# start of Data to process

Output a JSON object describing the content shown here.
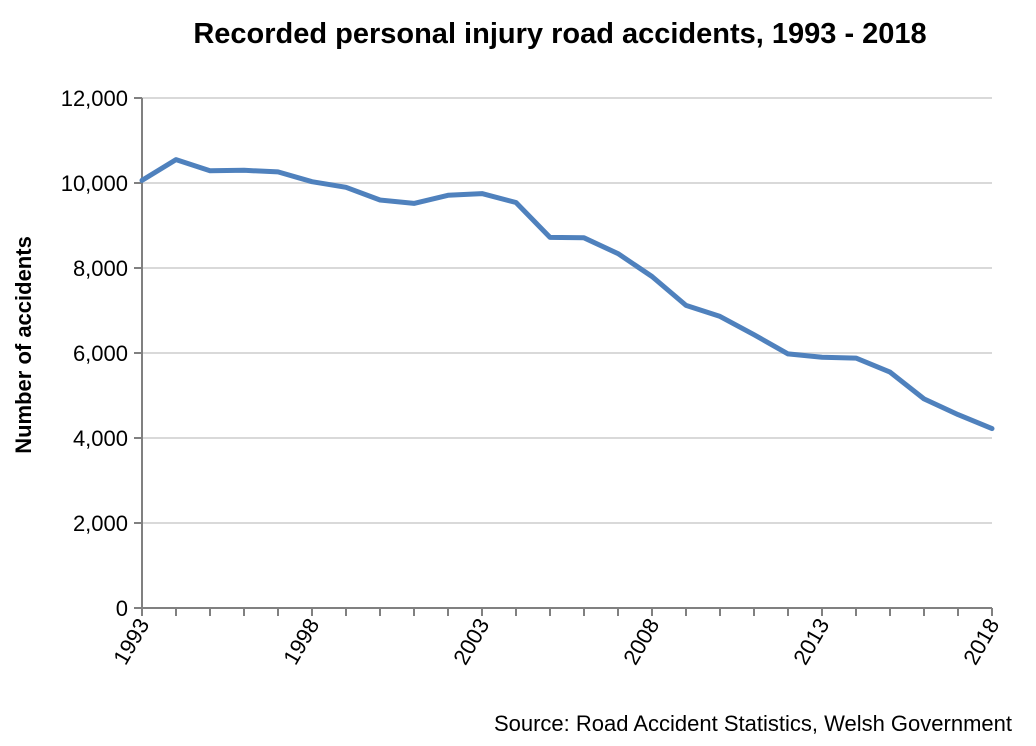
{
  "chart_data": {
    "type": "line",
    "title": "Recorded personal injury road accidents, 1993 - 2018",
    "xlabel": "",
    "ylabel": "Number of accidents",
    "source": "Source: Road Accident Statistics, Welsh Government",
    "x": [
      1993,
      1994,
      1995,
      1996,
      1997,
      1998,
      1999,
      2000,
      2001,
      2002,
      2003,
      2004,
      2005,
      2006,
      2007,
      2008,
      2009,
      2010,
      2011,
      2012,
      2013,
      2014,
      2015,
      2016,
      2017,
      2018
    ],
    "series": [
      {
        "name": "Recorded personal injury road accidents",
        "color": "#4f81bd",
        "values": [
          10060,
          10550,
          10290,
          10300,
          10260,
          10030,
          9900,
          9600,
          9520,
          9710,
          9750,
          9540,
          8720,
          8710,
          8340,
          7800,
          7120,
          6860,
          6430,
          5980,
          5900,
          5880,
          5550,
          4920,
          4550,
          4220
        ]
      }
    ],
    "xticks": [
      "1993",
      "1998",
      "2003",
      "2008",
      "2013",
      "2018"
    ],
    "xtick_values": [
      1993,
      1998,
      2003,
      2008,
      2013,
      2018
    ],
    "yticks": [
      "0",
      "2,000",
      "4,000",
      "6,000",
      "8,000",
      "10,000",
      "12,000"
    ],
    "ytick_values": [
      0,
      2000,
      4000,
      6000,
      8000,
      10000,
      12000
    ],
    "xlim": [
      1993,
      2018
    ],
    "ylim": [
      0,
      12000
    ],
    "grid": "horizontal",
    "legend": "none"
  }
}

# end of Data to process

* _Written problem_
Tally up the lines with the word "accidents" in them, and answer with that number by itself.

* _Response to this task_
3